Exercise goal:
Review the material and extract every line in which the word "this" occurs.

BEGIN Provided material

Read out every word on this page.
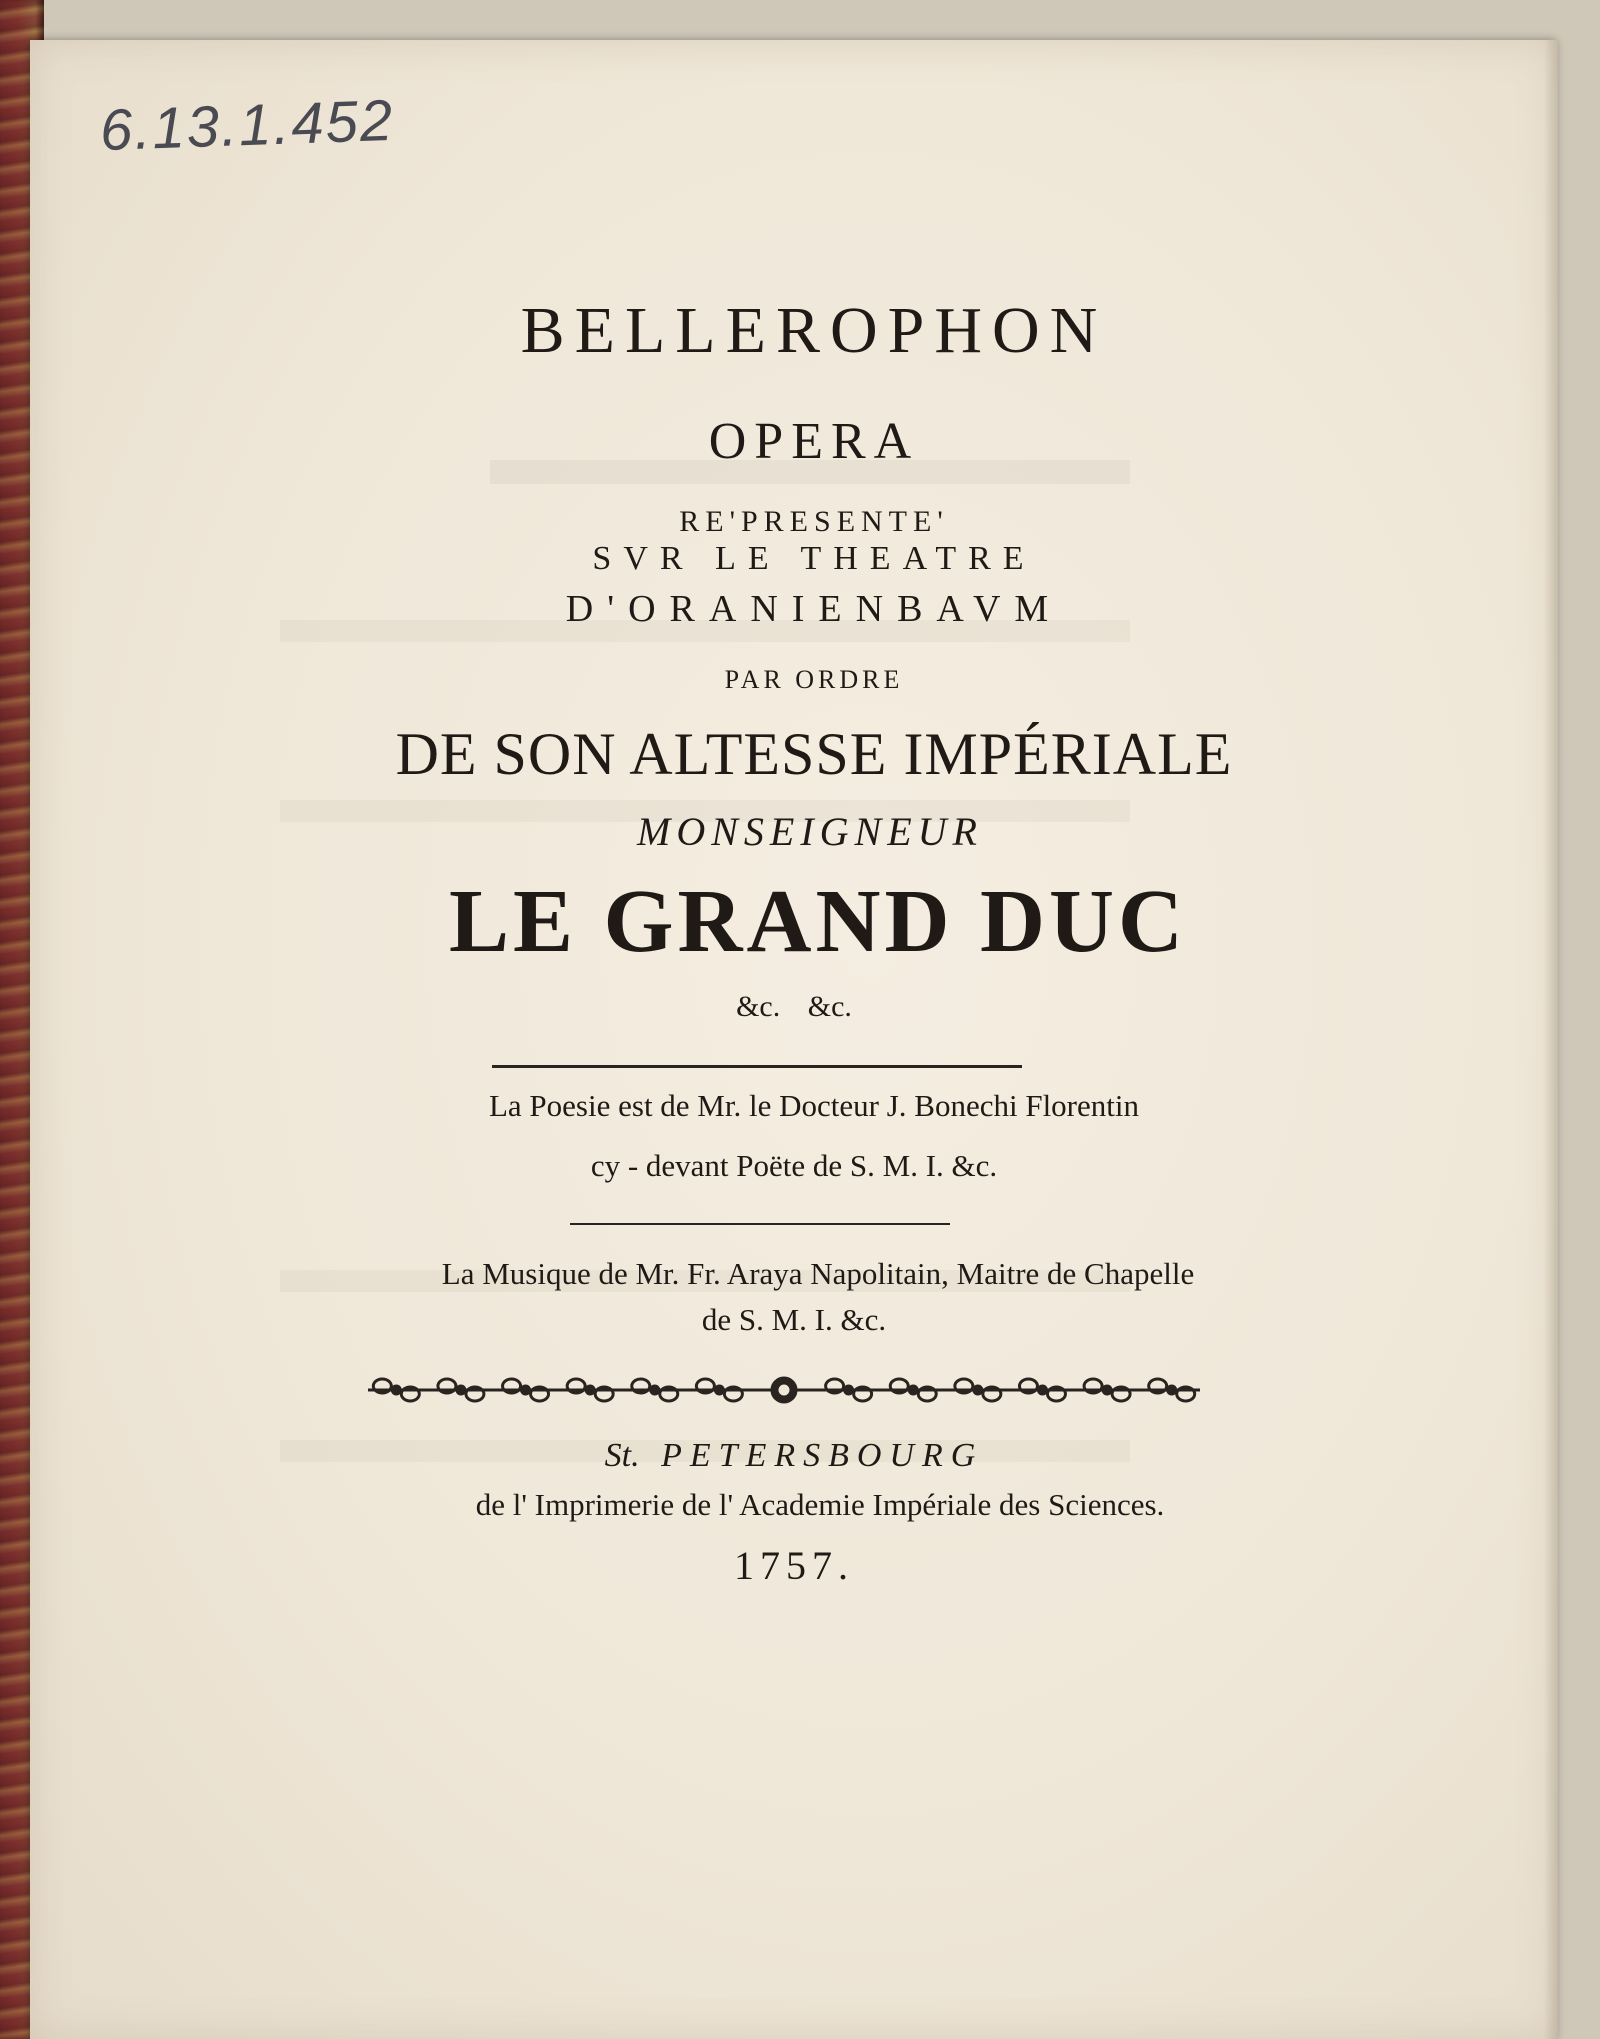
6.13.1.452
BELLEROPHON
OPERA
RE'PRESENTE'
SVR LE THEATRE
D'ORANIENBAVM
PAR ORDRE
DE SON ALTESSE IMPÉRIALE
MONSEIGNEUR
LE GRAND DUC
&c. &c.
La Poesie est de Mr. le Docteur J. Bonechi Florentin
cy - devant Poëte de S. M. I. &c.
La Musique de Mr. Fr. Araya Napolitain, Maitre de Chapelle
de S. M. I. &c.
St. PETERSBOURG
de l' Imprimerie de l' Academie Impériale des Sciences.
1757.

END Provided material
BEGIN Provided material

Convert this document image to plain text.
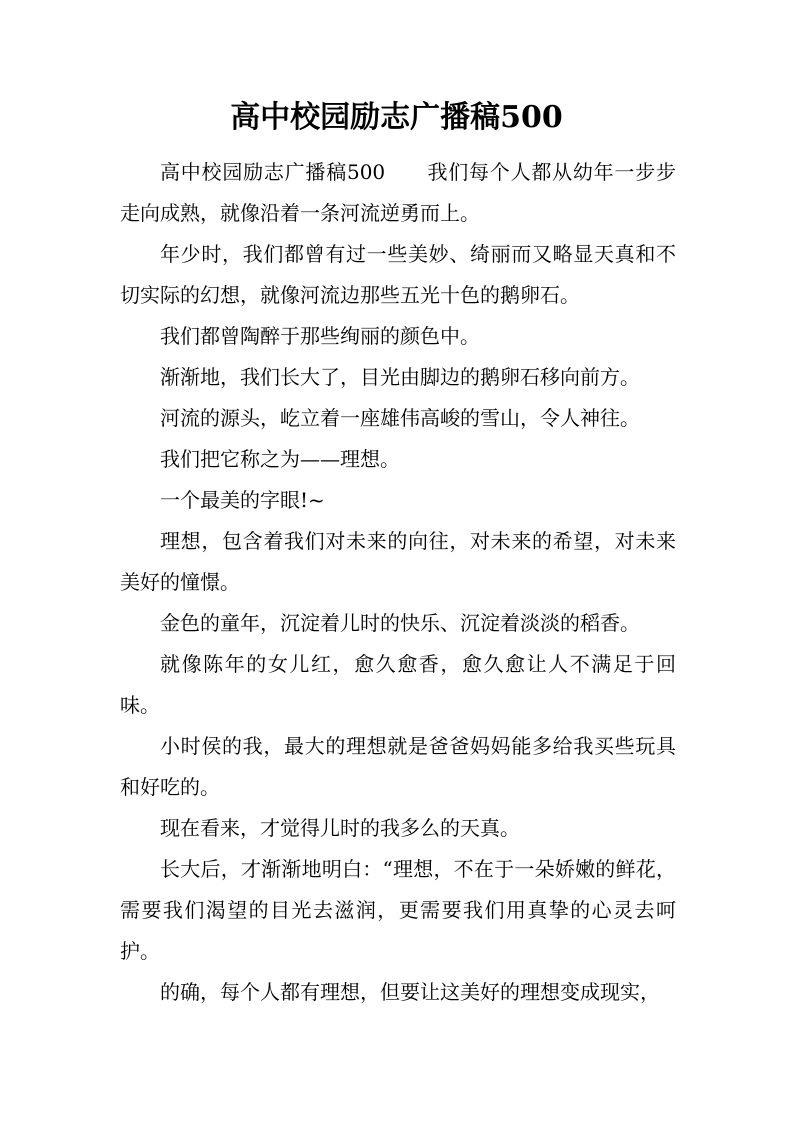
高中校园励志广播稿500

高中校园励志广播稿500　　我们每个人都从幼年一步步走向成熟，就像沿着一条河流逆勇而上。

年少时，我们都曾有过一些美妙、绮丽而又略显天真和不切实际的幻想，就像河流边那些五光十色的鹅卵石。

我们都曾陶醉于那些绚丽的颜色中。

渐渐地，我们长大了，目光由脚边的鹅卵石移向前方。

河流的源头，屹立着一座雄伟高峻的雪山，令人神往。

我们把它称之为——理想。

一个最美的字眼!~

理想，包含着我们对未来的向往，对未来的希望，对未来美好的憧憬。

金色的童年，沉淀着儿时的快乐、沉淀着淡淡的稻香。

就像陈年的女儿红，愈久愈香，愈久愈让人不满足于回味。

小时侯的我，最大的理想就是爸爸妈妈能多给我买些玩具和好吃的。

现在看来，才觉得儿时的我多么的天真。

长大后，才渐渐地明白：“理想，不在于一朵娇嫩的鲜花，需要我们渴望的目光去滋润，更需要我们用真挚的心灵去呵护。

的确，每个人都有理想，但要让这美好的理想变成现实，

END Provided material

Output of the task:
Read out every word on this page.
Convert this document image to plain text.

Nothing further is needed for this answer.